Print out the entries below with no edits.

*** DATA TO USE

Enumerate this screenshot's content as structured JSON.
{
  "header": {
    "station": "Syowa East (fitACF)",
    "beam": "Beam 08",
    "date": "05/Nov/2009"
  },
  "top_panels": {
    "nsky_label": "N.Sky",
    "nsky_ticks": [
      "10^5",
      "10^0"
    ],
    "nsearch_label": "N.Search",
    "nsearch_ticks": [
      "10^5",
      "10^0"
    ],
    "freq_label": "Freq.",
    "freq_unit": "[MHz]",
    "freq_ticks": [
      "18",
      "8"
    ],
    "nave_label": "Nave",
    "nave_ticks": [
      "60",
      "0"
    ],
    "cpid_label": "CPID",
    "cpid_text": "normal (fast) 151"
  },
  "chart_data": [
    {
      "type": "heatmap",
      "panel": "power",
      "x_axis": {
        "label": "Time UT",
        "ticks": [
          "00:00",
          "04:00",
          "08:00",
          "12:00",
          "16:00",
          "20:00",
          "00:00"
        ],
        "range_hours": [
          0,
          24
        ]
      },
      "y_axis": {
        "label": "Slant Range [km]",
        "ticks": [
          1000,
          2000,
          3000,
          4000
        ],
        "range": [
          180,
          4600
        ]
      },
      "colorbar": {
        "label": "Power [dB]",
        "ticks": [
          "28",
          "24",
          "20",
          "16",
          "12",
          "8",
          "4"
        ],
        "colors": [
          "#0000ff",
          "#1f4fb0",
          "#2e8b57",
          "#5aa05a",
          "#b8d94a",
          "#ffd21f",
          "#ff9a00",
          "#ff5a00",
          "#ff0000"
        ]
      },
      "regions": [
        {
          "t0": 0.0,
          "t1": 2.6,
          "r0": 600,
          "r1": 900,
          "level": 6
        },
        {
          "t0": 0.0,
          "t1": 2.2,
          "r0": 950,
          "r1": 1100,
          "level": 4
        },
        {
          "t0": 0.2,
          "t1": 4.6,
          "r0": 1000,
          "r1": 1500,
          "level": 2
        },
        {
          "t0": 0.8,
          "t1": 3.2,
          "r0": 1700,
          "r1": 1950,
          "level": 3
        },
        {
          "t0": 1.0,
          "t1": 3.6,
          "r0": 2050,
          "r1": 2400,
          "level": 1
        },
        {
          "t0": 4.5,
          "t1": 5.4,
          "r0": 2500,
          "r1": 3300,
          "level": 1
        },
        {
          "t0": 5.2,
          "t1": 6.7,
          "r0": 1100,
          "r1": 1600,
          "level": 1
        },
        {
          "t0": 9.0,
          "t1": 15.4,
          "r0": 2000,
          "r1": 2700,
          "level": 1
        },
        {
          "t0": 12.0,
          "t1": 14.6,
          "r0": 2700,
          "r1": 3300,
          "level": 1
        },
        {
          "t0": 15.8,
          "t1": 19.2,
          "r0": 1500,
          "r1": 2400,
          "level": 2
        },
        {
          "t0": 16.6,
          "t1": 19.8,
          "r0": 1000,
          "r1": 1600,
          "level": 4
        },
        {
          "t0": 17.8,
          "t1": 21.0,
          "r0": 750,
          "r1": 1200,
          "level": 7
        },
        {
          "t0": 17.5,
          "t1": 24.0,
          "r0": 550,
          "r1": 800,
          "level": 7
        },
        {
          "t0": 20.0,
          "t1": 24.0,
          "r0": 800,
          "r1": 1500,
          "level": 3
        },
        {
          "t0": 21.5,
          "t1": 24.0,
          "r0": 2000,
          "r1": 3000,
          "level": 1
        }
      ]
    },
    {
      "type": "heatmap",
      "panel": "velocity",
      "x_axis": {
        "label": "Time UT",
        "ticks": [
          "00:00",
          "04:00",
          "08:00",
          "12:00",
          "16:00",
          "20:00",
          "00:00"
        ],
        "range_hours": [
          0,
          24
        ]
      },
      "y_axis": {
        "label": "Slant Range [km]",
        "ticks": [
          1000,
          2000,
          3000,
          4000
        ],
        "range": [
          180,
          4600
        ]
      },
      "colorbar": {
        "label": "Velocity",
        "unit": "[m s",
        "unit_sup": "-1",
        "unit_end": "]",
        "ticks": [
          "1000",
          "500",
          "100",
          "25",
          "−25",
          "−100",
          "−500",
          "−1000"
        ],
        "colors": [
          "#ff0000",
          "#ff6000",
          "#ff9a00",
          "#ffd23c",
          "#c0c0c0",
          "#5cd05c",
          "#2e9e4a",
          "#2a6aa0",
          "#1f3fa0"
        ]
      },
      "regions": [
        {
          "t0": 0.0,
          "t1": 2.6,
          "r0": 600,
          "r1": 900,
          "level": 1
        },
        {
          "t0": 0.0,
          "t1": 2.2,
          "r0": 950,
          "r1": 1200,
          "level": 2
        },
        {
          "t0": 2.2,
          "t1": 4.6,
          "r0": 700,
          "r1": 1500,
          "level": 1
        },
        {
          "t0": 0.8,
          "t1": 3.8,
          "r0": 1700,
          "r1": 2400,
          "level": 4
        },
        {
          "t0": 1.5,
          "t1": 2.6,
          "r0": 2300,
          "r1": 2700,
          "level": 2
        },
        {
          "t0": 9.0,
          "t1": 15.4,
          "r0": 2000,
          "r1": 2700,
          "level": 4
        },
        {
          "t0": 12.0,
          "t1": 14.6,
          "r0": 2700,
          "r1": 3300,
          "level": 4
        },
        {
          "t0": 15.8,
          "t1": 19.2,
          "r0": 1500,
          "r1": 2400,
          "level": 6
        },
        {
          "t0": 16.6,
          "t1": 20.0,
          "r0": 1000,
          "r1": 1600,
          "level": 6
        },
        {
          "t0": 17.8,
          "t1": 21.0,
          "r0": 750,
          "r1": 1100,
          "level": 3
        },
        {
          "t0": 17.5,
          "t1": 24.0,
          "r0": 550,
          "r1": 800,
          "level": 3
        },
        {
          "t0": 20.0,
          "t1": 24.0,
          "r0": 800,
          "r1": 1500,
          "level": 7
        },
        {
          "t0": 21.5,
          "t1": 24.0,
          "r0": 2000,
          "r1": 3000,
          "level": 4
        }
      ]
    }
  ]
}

******

EXPECTED OUTPUT:
Enumerate this screenshot's content as structured JSON.
{
  "header": {
    "station": "Syowa East (fitACF)",
    "beam": "Beam 08",
    "date": "05/Nov/2009"
  },
  "top_panels": {
    "nsky_label": "N.Sky",
    "nsky_ticks": [
      "10^5",
      "10^0"
    ],
    "nsearch_label": "N.Search",
    "nsearch_ticks": [
      "10^5",
      "10^0"
    ],
    "freq_label": "Freq.",
    "freq_unit": "[MHz]",
    "freq_ticks": [
      "18",
      "8"
    ],
    "nave_label": "Nave",
    "nave_ticks": [
      "60",
      "0"
    ],
    "cpid_label": "CPID",
    "cpid_text": "normal (fast) 151"
  },
  "chart_data": [
    {
      "type": "heatmap",
      "panel": "power",
      "x_axis": {
        "label": "Time UT",
        "ticks": [
          "00:00",
          "04:00",
          "08:00",
          "12:00",
          "16:00",
          "20:00",
          "00:00"
        ],
        "range_hours": [
          0,
          24
        ]
      },
      "y_axis": {
        "label": "Slant Range [km]",
        "ticks": [
          1000,
          2000,
          3000,
          4000
        ],
        "range": [
          180,
          4600
        ]
      },
      "colorbar": {
        "label": "Power [dB]",
        "ticks": [
          "28",
          "24",
          "20",
          "16",
          "12",
          "8",
          "4"
        ],
        "colors": [
          "#0000ff",
          "#1f4fb0",
          "#2e8b57",
          "#5aa05a",
          "#b8d94a",
          "#ffd21f",
          "#ff9a00",
          "#ff5a00",
          "#ff0000"
        ]
      },
      "regions": [
        {
          "t0": 0.0,
          "t1": 2.6,
          "r0": 600,
          "r1": 900,
          "level": 6
        },
        {
          "t0": 0.0,
          "t1": 2.2,
          "r0": 950,
          "r1": 1100,
          "level": 4
        },
        {
          "t0": 0.2,
          "t1": 4.6,
          "r0": 1000,
          "r1": 1500,
          "level": 2
        },
        {
          "t0": 0.8,
          "t1": 3.2,
          "r0": 1700,
          "r1": 1950,
          "level": 3
        },
        {
          "t0": 1.0,
          "t1": 3.6,
          "r0": 2050,
          "r1": 2400,
          "level": 1
        },
        {
          "t0": 4.5,
          "t1": 5.4,
          "r0": 2500,
          "r1": 3300,
          "level": 1
        },
        {
          "t0": 5.2,
          "t1": 6.7,
          "r0": 1100,
          "r1": 1600,
          "level": 1
        },
        {
          "t0": 9.0,
          "t1": 15.4,
          "r0": 2000,
          "r1": 2700,
          "level": 1
        },
        {
          "t0": 12.0,
          "t1": 14.6,
          "r0": 2700,
          "r1": 3300,
          "level": 1
        },
        {
          "t0": 15.8,
          "t1": 19.2,
          "r0": 1500,
          "r1": 2400,
          "level": 2
        },
        {
          "t0": 16.6,
          "t1": 19.8,
          "r0": 1000,
          "r1": 1600,
          "level": 4
        },
        {
          "t0": 17.8,
          "t1": 21.0,
          "r0": 750,
          "r1": 1200,
          "level": 7
        },
        {
          "t0": 17.5,
          "t1": 24.0,
          "r0": 550,
          "r1": 800,
          "level": 7
        },
        {
          "t0": 20.0,
          "t1": 24.0,
          "r0": 800,
          "r1": 1500,
          "level": 3
        },
        {
          "t0": 21.5,
          "t1": 24.0,
          "r0": 2000,
          "r1": 3000,
          "level": 1
        }
      ]
    },
    {
      "type": "heatmap",
      "panel": "velocity",
      "x_axis": {
        "label": "Time UT",
        "ticks": [
          "00:00",
          "04:00",
          "08:00",
          "12:00",
          "16:00",
          "20:00",
          "00:00"
        ],
        "range_hours": [
          0,
          24
        ]
      },
      "y_axis": {
        "label": "Slant Range [km]",
        "ticks": [
          1000,
          2000,
          3000,
          4000
        ],
        "range": [
          180,
          4600
        ]
      },
      "colorbar": {
        "label": "Velocity",
        "unit": "[m s",
        "unit_sup": "-1",
        "unit_end": "]",
        "ticks": [
          "1000",
          "500",
          "100",
          "25",
          "−25",
          "−100",
          "−500",
          "−1000"
        ],
        "colors": [
          "#ff0000",
          "#ff6000",
          "#ff9a00",
          "#ffd23c",
          "#c0c0c0",
          "#5cd05c",
          "#2e9e4a",
          "#2a6aa0",
          "#1f3fa0"
        ]
      },
      "regions": [
        {
          "t0": 0.0,
          "t1": 2.6,
          "r0": 600,
          "r1": 900,
          "level": 1
        },
        {
          "t0": 0.0,
          "t1": 2.2,
          "r0": 950,
          "r1": 1200,
          "level": 2
        },
        {
          "t0": 2.2,
          "t1": 4.6,
          "r0": 700,
          "r1": 1500,
          "level": 1
        },
        {
          "t0": 0.8,
          "t1": 3.8,
          "r0": 1700,
          "r1": 2400,
          "level": 4
        },
        {
          "t0": 1.5,
          "t1": 2.6,
          "r0": 2300,
          "r1": 2700,
          "level": 2
        },
        {
          "t0": 9.0,
          "t1": 15.4,
          "r0": 2000,
          "r1": 2700,
          "level": 4
        },
        {
          "t0": 12.0,
          "t1": 14.6,
          "r0": 2700,
          "r1": 3300,
          "level": 4
        },
        {
          "t0": 15.8,
          "t1": 19.2,
          "r0": 1500,
          "r1": 2400,
          "level": 6
        },
        {
          "t0": 16.6,
          "t1": 20.0,
          "r0": 1000,
          "r1": 1600,
          "level": 6
        },
        {
          "t0": 17.8,
          "t1": 21.0,
          "r0": 750,
          "r1": 1100,
          "level": 3
        },
        {
          "t0": 17.5,
          "t1": 24.0,
          "r0": 550,
          "r1": 800,
          "level": 3
        },
        {
          "t0": 20.0,
          "t1": 24.0,
          "r0": 800,
          "r1": 1500,
          "level": 7
        },
        {
          "t0": 21.5,
          "t1": 24.0,
          "r0": 2000,
          "r1": 3000,
          "level": 4
        }
      ]
    }
  ]
}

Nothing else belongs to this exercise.